Excerpt from a dataset:
┏━━

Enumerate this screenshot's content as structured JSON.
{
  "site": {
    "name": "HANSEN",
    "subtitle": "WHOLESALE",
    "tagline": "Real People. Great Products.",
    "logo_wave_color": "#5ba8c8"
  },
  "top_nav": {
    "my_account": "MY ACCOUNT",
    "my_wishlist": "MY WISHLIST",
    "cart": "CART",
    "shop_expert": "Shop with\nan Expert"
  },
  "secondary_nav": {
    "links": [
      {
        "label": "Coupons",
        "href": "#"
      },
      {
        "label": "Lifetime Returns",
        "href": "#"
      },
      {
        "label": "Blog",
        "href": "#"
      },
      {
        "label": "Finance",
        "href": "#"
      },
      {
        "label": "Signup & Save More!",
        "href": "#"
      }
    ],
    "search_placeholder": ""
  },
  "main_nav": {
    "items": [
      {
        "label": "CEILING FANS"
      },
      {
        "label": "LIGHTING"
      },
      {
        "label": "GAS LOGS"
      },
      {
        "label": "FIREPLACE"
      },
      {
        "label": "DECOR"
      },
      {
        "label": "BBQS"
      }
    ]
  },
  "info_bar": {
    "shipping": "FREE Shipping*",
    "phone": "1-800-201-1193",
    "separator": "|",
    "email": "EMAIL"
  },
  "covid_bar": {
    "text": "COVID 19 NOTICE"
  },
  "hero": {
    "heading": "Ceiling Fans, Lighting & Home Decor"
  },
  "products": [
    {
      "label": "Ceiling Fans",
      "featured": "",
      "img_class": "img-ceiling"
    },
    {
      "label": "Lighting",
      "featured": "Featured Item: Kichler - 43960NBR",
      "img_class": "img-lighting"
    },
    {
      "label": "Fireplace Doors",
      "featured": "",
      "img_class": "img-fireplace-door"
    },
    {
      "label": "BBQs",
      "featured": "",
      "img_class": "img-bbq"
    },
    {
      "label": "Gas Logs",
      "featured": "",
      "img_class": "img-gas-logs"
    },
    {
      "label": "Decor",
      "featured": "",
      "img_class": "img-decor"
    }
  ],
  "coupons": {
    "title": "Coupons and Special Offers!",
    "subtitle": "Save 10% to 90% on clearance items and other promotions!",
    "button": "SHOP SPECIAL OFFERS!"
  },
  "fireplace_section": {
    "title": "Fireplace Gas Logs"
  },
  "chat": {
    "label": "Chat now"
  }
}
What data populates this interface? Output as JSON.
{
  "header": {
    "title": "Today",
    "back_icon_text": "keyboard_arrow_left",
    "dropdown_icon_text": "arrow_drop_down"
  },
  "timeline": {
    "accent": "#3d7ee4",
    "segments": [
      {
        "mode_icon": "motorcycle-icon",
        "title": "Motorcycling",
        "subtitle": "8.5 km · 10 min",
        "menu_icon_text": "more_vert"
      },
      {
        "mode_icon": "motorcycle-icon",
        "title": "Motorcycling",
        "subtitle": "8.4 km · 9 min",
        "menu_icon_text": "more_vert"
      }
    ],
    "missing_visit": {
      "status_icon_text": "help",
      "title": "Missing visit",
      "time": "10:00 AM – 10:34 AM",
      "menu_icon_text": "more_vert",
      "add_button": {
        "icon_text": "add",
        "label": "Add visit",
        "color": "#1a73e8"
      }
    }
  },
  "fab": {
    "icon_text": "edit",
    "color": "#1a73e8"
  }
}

┗━━

• WHAT TO DO:
Find the word "JSON" in the material, then list each line that holds it.

• EXPECTED ANSWER:
Enumerate this screenshot's content as structured JSON.
What data populates this interface? Output as JSON.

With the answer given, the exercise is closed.